TAREFAS ::
A – No excerto sobre o tratado Flaco, quantas páginas tem a introdução que precede a tradução de Clara Kraus Reggiani?
B – Devolva do excerto sobre o tratado Flaco o trecho que começa em "No primeiro ensaio" e segue até "deixou em Flaco.", sem qualquer alteração.

EXCERTO DO TEXTO ::
================================
Flaco, da autoria de Clara Kraus Reggiani, publicada em 1967 e intitulada Filone Alessandrino e un' Ora Tragica della Storia Ebraica. Trata-se da tradução (não

anotada) de ambos os tratados, precedida de uma extensa introdução de cento e sessenta páginas. Na parte dedicada a Flaco, de acordo com o que nos diz van der Horst (2003: 43), a autora reflecte sobre a importância dos temas da δική (no sentido de «justiça punitiva») e da πρόνοια («providência divina») na composição da obra, que são utilizados para demonstrar que Deus é o responsável pela punição do perseguidor e que, ao mesmo tempo, vela pelos perseguidos, o que é próprio da estrutura de uma aretalogia. Serão ainda relevantes as suas conclusões acerca do problema da posição ocupada pela Embaixada a Gaio e por Flaco no corpus filoniano, embora a autora não proponha novas soluções em relação às que acima descrevemos. Este estudioso enfatiza, porém, a originalidade da interpretação proposta por Kraus Reggiani para o termo

palinódia, a que Fílon alude no último parágrafo da Embaixada. A autora defende que palinódia é sempre resultado de metanoia (arrependimento, conversão). Desta forma, o

livro ou capítulos do livro que se perderam descreveriam o arrependimento de Gaio pelos males praticados contra os Judeus, o que estabeleceria um paralelo com o arrependimento de Flaco, descrito nos capítulos finais do nosso tratado.

10. Conclusão

No primeiro ensaio do seu livro Sete Noites, Jorge Luis Borges recorda que «somos feitos para a memória (…) ou possivelmente para o esquecimento», mas que, deste facto, há sempre «algo que resta e esse algo é a história ou a poesia». Estas palavras parecem-me tanto mais pertinentes quando pensamos no relato que Fílon nos deixou em Flaco.

Nesta obra, ele fabrica uma imagem para a memória, com tudo o que o acto de moldar implica. Essa imagem poderá ser, e tem sido, exposta, à comparação com outras fontes, suas contemporâneas ou não, que nos deixam pistas sobre os mesmos acontecimentos e que modificam a imagem que o autor quis fixar no tempo.

Deste acto de comparar os diferentes discursos de que dispomos, o que se conclui é que nem sempre o relato de Flaco é imparcial e objectivo. Fílon nunca nos enumera as causas mais profundas que levaram aos actos de violência contra os membros da sua comunidade e ele próprio parece contradizer-se em alguns pontos da narrativa. Em muitos momentos do texto cuja tradução aqui se apresenta, o que restou pertence mais ao domínio da literatura do que ao da história.
================================
ENTRADAS FORNECIDAS ::
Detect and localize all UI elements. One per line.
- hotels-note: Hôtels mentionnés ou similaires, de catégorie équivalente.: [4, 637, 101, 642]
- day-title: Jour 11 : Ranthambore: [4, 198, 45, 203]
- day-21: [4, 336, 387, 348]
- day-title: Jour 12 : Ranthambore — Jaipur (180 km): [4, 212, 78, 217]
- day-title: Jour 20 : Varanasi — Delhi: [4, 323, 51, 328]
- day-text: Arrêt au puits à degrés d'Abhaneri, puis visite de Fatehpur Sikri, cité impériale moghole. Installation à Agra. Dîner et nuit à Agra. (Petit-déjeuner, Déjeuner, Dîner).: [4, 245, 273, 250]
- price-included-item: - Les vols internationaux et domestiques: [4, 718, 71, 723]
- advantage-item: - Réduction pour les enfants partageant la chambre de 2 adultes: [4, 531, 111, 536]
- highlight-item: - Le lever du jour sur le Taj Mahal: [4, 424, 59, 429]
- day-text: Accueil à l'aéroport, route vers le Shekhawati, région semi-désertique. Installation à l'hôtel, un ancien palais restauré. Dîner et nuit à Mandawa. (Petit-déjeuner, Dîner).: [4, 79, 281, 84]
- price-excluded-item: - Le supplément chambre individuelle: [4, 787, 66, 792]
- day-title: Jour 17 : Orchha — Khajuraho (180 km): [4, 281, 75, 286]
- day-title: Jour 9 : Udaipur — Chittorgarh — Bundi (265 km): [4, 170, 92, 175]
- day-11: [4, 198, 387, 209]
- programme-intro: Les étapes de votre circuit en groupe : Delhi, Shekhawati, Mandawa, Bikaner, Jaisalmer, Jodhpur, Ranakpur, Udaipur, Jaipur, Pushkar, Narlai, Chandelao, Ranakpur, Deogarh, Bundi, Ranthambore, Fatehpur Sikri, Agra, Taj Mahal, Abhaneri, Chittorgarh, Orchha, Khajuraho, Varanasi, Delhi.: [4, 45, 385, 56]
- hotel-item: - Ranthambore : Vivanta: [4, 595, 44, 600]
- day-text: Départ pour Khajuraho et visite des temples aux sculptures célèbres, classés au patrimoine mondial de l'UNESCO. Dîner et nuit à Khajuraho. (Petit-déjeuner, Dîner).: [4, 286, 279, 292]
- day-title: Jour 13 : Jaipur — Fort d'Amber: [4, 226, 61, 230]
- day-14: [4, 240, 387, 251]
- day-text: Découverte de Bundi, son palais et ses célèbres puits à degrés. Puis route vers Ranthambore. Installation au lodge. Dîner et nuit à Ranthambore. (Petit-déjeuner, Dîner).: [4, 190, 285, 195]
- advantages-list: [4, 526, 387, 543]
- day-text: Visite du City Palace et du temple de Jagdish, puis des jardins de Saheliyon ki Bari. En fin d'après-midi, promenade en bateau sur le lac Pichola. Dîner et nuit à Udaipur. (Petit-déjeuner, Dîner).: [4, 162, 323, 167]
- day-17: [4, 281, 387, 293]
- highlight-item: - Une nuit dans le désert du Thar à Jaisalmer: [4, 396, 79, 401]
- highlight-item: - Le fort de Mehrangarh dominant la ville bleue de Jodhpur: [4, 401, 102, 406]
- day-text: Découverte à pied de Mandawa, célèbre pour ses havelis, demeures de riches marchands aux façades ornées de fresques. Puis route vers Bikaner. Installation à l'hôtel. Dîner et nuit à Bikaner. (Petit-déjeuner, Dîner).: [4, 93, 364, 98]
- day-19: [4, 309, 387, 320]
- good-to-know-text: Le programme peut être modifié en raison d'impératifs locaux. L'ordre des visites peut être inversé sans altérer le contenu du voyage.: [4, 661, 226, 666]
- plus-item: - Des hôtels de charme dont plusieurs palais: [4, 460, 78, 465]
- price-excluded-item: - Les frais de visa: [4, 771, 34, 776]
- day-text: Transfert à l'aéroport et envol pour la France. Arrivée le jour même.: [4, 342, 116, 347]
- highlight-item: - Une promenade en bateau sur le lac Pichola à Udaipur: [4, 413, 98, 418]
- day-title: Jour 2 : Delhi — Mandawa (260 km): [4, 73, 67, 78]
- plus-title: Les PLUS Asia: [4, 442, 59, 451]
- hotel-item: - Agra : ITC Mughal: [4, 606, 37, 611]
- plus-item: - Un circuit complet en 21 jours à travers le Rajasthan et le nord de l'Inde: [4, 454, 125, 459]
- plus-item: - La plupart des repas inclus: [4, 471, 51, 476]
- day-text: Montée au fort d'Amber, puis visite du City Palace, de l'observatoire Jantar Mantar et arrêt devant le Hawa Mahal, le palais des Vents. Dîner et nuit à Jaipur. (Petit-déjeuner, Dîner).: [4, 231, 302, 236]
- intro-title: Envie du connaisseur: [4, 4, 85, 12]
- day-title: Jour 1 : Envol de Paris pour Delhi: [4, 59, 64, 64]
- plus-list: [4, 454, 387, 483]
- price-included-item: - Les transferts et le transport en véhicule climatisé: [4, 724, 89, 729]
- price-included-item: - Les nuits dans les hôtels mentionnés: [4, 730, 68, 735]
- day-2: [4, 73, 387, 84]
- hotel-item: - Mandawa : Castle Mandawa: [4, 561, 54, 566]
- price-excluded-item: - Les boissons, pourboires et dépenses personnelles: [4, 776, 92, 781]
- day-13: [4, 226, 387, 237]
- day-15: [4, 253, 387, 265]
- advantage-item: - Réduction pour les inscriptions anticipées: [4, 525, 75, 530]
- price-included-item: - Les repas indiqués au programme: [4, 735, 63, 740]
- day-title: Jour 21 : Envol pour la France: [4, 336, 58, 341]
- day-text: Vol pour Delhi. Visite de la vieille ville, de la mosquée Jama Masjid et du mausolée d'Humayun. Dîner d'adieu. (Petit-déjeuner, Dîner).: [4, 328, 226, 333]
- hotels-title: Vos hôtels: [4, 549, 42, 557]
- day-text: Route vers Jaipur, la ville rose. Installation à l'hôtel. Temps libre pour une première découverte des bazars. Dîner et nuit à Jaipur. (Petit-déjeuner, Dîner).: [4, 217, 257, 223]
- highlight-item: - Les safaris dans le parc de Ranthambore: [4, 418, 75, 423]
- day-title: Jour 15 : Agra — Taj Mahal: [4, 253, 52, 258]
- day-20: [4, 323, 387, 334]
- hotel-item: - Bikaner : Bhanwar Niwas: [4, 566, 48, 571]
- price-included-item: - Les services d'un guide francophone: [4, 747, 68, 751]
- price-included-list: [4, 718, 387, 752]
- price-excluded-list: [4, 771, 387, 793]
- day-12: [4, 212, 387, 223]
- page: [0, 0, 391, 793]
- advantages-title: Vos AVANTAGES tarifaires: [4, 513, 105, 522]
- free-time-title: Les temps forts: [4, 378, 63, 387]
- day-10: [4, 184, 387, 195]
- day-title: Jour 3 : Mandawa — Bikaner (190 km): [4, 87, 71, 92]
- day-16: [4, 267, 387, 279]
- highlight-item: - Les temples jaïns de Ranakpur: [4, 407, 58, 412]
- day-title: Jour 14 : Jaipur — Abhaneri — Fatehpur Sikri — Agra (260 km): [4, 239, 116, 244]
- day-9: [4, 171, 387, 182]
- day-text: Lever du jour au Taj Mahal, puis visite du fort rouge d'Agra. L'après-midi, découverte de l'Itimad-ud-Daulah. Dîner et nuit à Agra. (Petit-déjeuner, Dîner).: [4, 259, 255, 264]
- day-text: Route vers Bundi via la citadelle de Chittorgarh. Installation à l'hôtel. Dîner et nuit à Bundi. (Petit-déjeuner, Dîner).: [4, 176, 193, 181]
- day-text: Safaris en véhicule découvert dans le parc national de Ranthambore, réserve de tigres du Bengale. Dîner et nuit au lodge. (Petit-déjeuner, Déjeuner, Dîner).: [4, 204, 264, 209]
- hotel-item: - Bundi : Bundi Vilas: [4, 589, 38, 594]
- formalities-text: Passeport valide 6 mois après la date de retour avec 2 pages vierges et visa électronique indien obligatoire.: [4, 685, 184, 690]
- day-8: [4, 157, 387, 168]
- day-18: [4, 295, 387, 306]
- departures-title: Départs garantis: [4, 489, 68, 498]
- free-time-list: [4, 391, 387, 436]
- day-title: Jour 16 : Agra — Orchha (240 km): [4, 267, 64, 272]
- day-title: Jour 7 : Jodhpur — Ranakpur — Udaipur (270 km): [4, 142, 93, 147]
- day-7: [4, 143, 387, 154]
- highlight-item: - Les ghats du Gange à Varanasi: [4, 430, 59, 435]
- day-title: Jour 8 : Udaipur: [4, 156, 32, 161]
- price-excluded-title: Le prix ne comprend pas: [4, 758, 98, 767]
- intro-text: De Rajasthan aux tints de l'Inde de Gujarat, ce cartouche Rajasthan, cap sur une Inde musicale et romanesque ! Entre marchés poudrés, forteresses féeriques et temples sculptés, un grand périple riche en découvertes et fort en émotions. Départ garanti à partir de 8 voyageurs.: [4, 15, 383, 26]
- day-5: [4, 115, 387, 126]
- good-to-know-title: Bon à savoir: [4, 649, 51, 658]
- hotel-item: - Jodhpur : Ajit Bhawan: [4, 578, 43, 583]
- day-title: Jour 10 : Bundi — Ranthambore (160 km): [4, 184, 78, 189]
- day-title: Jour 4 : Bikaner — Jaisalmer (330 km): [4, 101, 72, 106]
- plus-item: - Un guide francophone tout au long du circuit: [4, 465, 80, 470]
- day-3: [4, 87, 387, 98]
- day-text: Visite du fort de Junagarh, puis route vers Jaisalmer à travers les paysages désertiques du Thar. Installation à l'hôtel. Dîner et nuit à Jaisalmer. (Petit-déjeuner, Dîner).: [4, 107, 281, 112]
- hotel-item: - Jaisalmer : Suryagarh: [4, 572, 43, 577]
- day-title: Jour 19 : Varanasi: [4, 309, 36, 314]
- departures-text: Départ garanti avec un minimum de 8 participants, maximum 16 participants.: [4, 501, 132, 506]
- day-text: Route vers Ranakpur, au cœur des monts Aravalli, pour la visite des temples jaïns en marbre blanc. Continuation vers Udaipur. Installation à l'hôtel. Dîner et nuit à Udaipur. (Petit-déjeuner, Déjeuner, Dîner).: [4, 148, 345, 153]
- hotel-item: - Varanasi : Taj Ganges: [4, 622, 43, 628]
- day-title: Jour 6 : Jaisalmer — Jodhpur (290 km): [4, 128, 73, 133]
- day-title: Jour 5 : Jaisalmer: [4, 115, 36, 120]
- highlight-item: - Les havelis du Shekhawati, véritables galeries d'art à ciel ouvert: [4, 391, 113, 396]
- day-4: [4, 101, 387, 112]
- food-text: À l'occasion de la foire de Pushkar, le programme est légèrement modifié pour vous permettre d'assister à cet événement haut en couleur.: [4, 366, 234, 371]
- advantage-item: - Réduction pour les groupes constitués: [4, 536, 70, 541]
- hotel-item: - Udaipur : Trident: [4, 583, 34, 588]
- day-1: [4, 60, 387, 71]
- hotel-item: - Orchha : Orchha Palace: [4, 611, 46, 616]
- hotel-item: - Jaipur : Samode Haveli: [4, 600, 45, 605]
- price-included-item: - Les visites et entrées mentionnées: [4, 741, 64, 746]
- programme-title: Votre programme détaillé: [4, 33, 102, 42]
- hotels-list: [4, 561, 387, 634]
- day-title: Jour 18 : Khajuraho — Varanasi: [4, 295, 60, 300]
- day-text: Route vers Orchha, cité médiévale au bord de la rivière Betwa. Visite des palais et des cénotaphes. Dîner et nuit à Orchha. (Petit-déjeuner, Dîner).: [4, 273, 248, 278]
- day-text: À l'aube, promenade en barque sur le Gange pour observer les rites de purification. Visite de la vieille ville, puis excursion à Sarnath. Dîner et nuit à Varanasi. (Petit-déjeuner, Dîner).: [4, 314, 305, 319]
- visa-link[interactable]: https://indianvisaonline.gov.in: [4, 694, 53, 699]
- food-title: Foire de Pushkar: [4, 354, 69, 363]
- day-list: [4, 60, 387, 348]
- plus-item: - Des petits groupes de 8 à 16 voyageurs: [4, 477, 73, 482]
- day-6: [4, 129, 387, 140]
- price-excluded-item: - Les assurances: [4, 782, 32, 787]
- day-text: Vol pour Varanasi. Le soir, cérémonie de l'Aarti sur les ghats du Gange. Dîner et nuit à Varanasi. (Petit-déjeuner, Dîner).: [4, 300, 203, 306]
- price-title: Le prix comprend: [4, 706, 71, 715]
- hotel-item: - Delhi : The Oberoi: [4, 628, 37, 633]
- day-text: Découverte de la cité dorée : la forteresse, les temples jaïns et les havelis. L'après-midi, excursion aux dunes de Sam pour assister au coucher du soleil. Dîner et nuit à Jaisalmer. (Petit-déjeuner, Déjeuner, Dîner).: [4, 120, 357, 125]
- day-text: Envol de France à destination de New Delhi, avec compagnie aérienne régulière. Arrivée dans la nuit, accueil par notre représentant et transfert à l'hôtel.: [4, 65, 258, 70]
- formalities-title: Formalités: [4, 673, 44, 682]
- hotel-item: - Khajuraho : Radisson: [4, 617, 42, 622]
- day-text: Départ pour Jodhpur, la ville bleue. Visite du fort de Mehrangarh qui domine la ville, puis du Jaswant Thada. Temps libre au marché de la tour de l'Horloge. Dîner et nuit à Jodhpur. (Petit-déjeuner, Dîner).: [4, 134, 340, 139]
================================
CONJUNTO DE RESPOSTAS ::
A – Cento e sessenta páginas.

B –
No primeiro ensaio do seu livro Sete Noites, Jorge Luis Borges recorda que «somos feitos para a memória (…) ou possivelmente para o esquecimento», mas que, deste facto, há sempre «algo que resta e esse algo é a história ou a poesia». Estas palavras parecem-me tanto mais pertinentes quando pensamos no relato que Fílon nos deixou em Flaco.